Written request –
Look through the listing below and work out how many of its lines hold the word "text". Give only the number.

Data for this exercise –

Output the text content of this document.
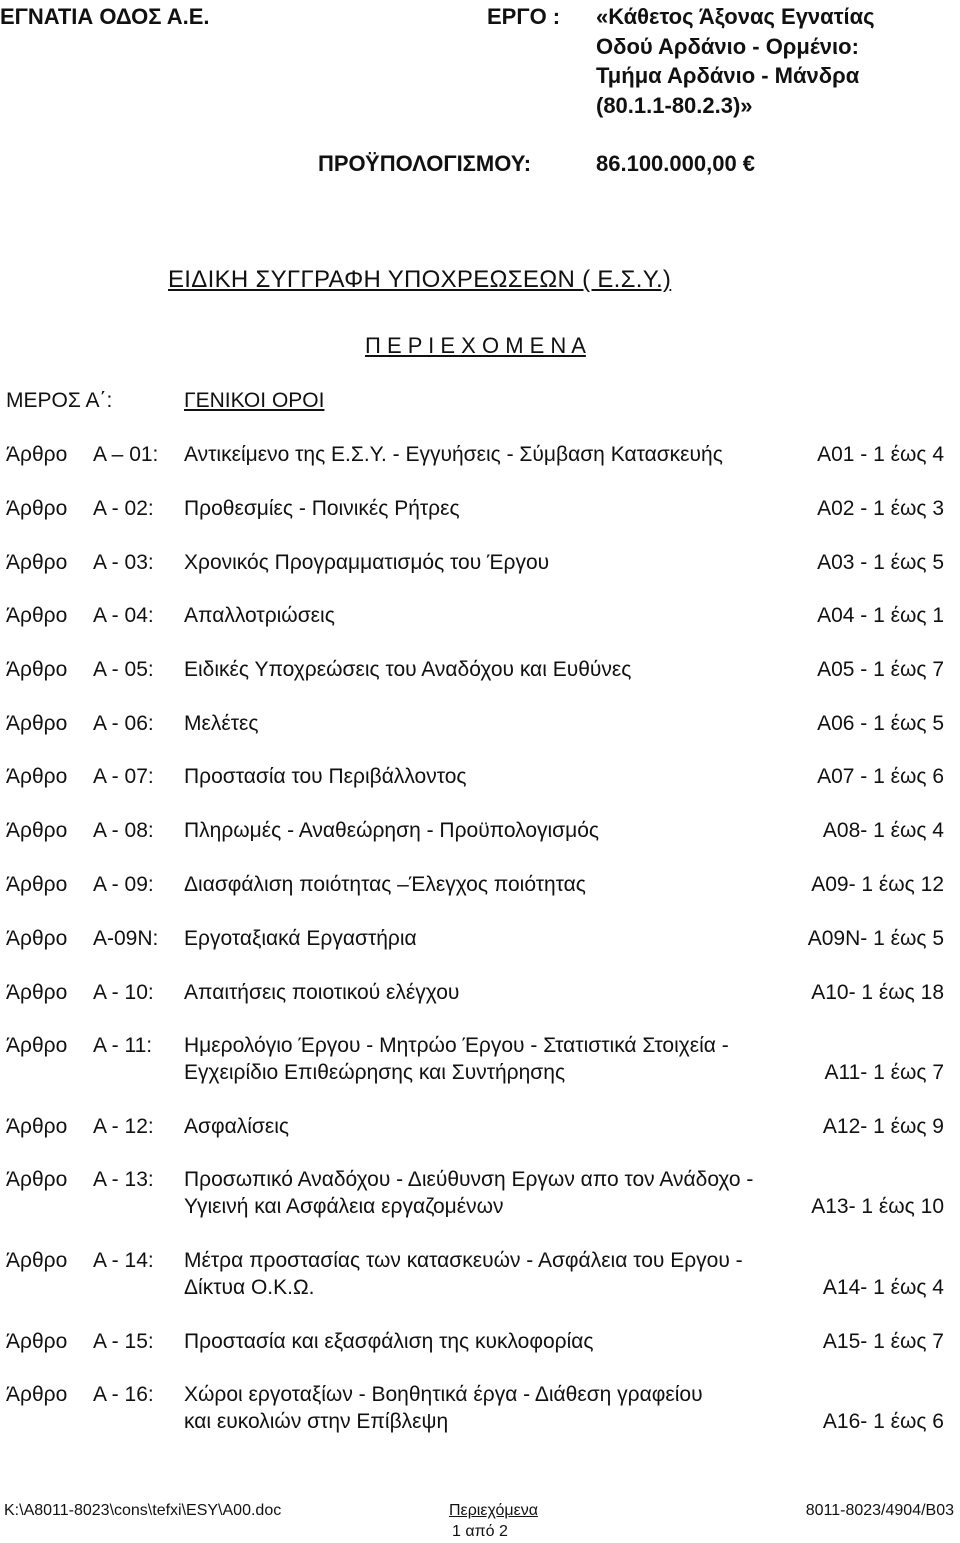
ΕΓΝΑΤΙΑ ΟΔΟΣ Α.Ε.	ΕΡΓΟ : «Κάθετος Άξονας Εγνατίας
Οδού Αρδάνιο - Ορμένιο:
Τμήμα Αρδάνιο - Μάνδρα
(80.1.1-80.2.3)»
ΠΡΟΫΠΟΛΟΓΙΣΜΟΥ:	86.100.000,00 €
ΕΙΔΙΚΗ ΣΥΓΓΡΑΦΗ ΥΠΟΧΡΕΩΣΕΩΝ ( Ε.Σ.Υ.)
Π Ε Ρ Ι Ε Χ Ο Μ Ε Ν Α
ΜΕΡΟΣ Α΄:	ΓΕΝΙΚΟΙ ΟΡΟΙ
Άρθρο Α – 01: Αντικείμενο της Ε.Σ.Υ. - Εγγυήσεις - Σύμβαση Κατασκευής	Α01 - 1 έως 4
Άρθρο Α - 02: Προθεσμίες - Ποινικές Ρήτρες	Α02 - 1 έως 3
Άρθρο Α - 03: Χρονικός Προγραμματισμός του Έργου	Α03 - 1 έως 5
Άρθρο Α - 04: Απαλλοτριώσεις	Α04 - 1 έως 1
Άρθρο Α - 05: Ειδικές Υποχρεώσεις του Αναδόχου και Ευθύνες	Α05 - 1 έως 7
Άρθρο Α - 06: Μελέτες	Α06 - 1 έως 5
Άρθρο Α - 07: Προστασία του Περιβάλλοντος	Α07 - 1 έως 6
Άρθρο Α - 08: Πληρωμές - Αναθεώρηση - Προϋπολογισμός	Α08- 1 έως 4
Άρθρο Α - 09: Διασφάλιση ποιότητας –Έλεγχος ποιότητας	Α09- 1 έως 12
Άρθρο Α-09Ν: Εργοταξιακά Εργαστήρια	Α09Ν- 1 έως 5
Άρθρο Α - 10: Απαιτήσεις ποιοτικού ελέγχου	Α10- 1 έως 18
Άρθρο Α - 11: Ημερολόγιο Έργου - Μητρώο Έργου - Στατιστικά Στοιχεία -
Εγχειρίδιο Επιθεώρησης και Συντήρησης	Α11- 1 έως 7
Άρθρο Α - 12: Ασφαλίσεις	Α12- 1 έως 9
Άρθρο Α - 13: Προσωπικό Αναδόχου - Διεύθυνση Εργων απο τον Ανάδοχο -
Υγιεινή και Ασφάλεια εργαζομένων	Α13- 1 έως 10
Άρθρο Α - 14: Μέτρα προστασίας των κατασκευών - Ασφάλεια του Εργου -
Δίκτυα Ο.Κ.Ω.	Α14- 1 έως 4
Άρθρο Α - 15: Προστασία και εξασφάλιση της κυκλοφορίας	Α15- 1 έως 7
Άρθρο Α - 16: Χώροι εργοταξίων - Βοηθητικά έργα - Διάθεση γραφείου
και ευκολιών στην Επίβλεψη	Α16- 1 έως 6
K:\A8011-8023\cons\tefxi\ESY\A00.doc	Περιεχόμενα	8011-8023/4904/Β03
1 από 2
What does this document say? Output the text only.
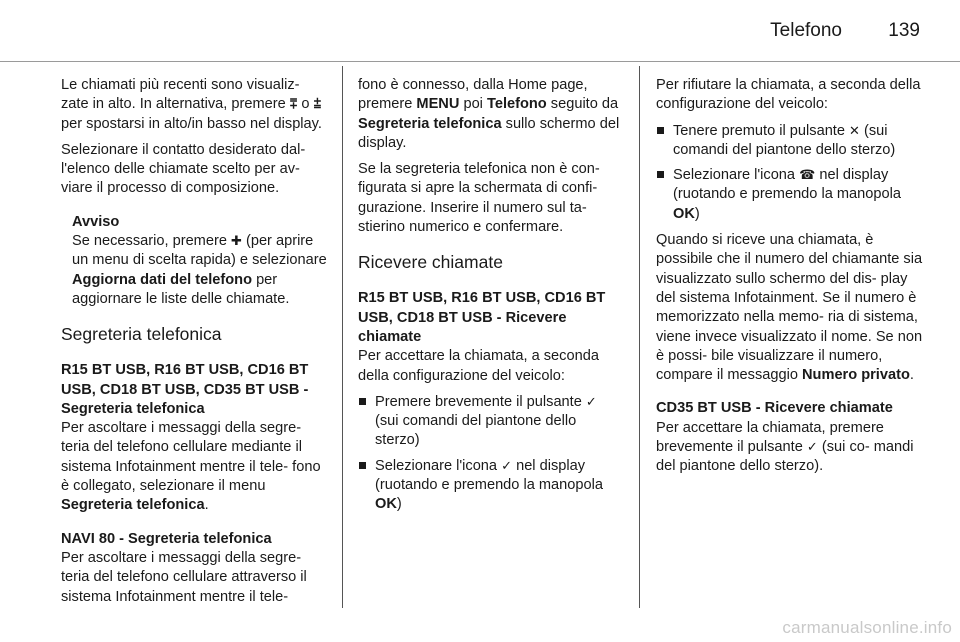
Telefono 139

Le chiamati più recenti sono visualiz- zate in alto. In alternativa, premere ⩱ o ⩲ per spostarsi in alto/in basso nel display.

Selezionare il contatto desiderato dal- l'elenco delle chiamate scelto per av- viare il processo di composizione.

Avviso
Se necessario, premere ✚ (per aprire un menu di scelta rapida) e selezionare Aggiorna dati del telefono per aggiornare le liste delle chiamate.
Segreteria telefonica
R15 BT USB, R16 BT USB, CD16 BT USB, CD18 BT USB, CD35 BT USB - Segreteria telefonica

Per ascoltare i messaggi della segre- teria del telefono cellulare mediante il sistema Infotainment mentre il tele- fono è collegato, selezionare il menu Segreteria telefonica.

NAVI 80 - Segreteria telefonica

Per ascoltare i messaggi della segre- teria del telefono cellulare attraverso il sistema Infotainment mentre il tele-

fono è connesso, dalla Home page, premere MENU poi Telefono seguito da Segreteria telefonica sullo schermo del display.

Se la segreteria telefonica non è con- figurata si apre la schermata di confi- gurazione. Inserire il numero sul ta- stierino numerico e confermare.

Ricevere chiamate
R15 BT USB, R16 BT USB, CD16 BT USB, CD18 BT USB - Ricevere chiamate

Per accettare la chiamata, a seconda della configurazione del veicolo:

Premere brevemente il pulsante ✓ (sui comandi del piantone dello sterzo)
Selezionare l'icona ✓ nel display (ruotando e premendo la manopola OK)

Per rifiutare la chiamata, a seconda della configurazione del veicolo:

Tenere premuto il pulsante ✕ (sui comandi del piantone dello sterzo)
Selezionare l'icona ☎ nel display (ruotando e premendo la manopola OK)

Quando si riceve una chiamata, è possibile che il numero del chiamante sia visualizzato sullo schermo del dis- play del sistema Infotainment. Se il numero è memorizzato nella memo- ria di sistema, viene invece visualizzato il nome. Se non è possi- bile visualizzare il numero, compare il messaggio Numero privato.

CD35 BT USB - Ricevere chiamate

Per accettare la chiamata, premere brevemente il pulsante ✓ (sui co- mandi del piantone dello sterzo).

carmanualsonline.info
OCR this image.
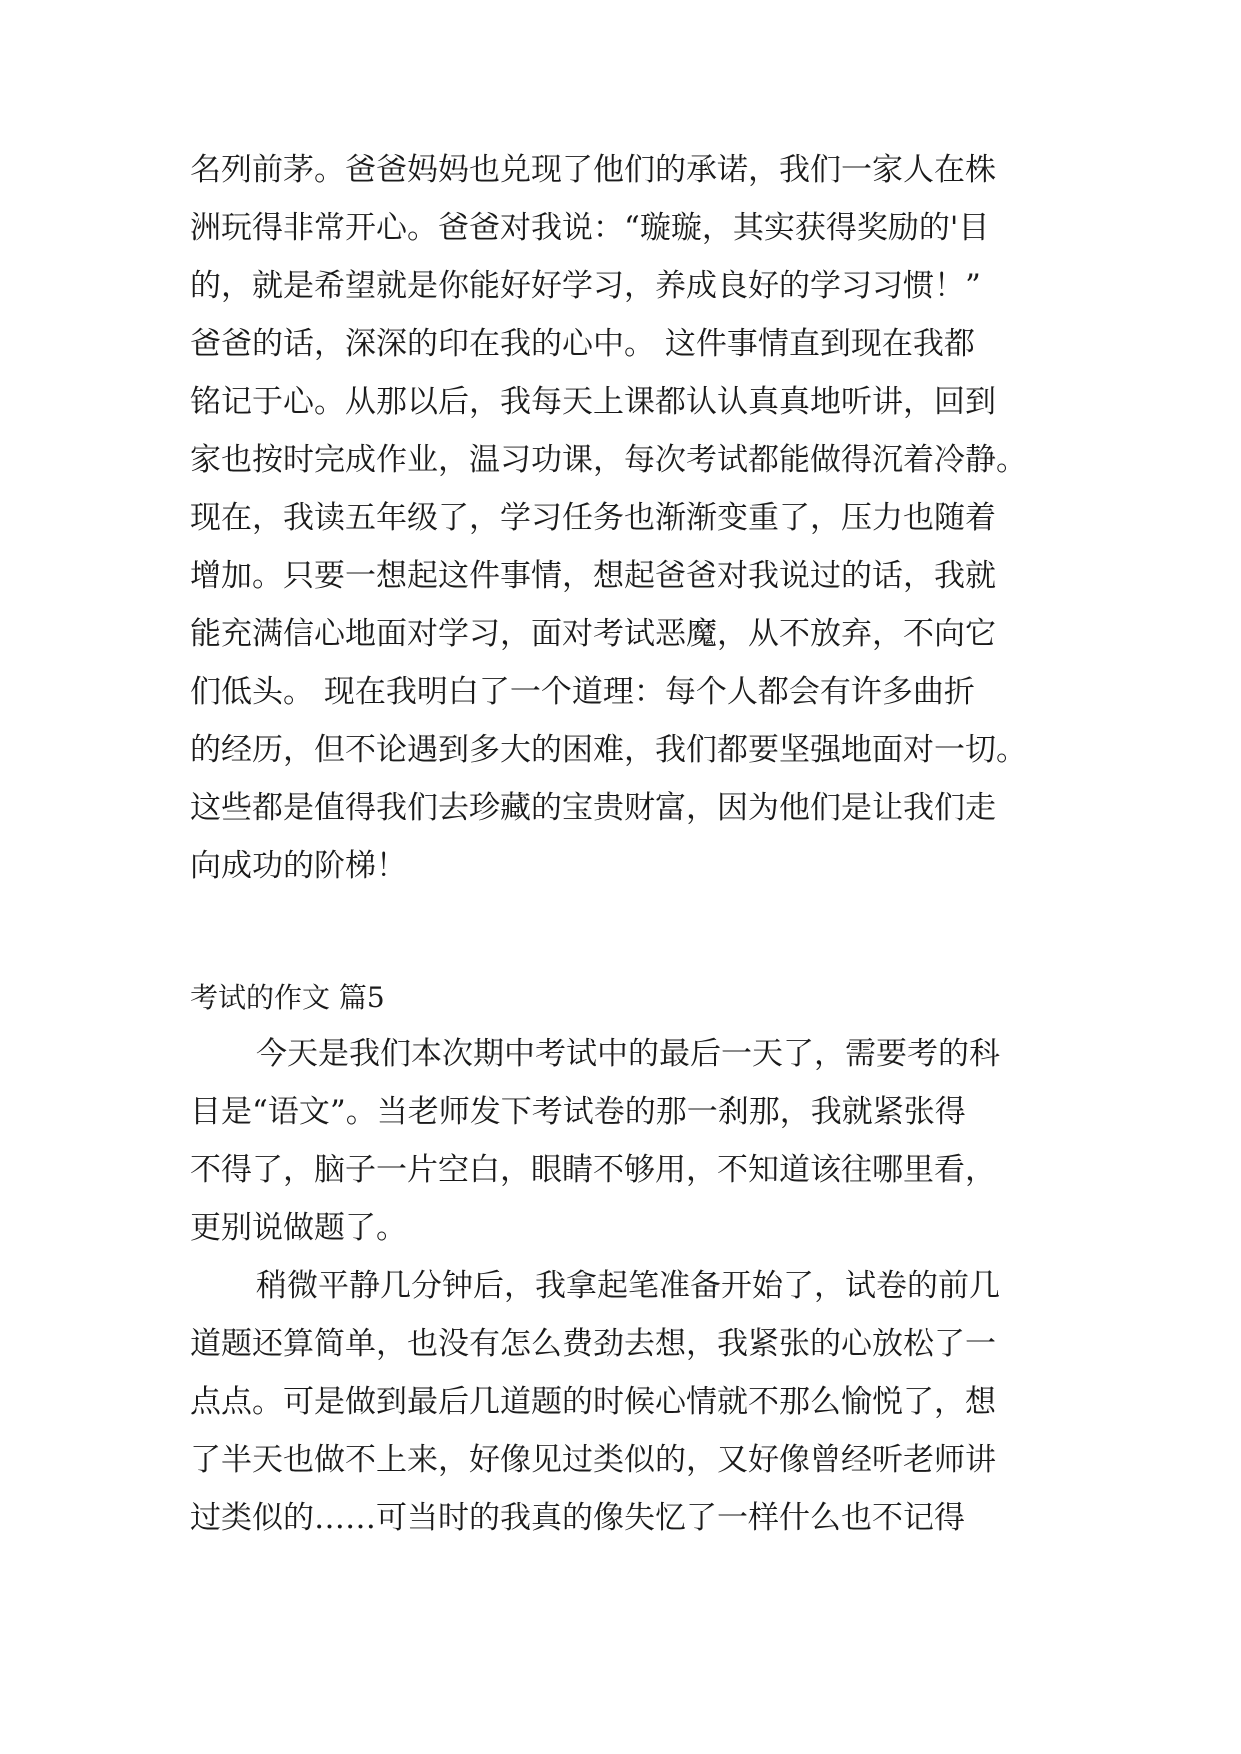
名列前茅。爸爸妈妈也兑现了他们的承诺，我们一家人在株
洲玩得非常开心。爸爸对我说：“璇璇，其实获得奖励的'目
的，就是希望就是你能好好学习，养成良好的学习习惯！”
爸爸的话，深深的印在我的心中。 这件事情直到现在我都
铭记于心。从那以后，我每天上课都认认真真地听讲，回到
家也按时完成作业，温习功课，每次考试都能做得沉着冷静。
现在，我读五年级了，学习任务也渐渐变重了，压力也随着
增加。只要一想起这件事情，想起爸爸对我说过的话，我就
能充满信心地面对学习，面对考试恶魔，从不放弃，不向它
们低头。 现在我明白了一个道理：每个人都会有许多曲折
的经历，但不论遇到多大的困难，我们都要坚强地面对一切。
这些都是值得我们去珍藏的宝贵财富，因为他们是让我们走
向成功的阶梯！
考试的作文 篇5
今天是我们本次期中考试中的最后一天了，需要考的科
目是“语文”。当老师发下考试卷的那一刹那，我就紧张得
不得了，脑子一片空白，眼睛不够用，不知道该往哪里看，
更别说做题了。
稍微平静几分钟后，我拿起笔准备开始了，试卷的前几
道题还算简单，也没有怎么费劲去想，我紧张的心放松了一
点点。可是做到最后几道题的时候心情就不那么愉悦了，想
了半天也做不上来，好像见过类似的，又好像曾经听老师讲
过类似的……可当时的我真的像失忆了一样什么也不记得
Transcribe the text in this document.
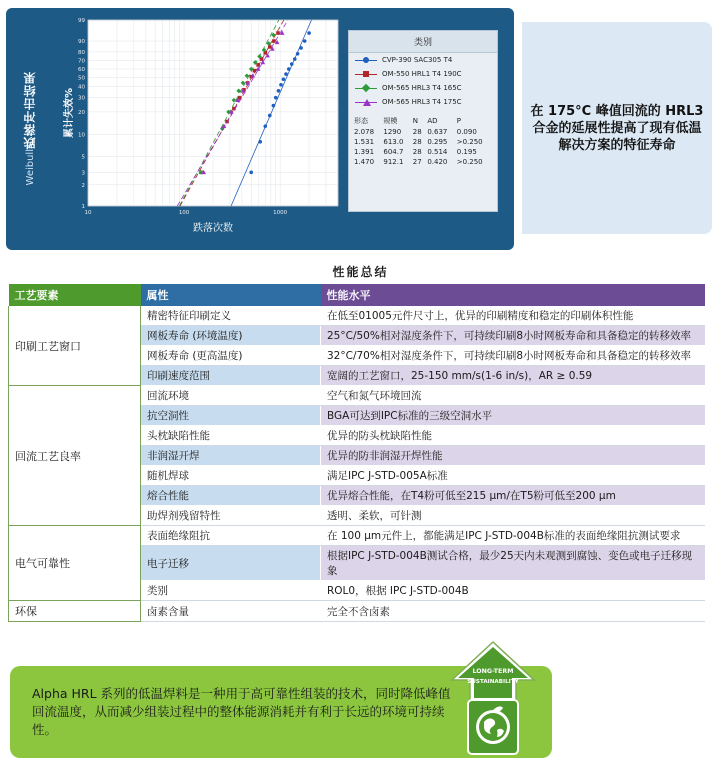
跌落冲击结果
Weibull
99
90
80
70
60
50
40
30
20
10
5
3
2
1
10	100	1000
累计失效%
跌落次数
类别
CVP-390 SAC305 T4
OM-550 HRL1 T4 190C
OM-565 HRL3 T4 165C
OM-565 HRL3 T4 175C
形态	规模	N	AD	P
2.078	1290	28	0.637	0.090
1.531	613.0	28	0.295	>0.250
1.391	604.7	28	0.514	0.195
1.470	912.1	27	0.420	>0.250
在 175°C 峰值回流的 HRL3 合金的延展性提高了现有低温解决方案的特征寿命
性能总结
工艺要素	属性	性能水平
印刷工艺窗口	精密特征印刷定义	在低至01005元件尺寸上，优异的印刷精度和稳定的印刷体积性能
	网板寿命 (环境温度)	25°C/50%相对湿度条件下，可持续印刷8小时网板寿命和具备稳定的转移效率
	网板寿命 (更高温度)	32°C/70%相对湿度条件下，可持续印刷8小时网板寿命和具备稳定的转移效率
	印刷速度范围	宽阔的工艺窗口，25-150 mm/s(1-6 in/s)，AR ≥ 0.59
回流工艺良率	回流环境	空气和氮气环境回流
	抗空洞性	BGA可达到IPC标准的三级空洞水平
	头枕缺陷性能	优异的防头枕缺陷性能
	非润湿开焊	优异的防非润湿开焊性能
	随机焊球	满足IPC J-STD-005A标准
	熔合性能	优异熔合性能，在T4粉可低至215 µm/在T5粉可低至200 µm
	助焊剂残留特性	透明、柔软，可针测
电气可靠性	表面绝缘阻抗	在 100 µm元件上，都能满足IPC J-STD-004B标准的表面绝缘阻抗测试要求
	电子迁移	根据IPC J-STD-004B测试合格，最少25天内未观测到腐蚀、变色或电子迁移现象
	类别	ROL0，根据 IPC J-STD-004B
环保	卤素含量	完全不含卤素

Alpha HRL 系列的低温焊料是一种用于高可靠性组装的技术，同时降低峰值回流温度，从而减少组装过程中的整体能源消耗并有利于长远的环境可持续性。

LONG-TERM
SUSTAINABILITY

Finished task –
3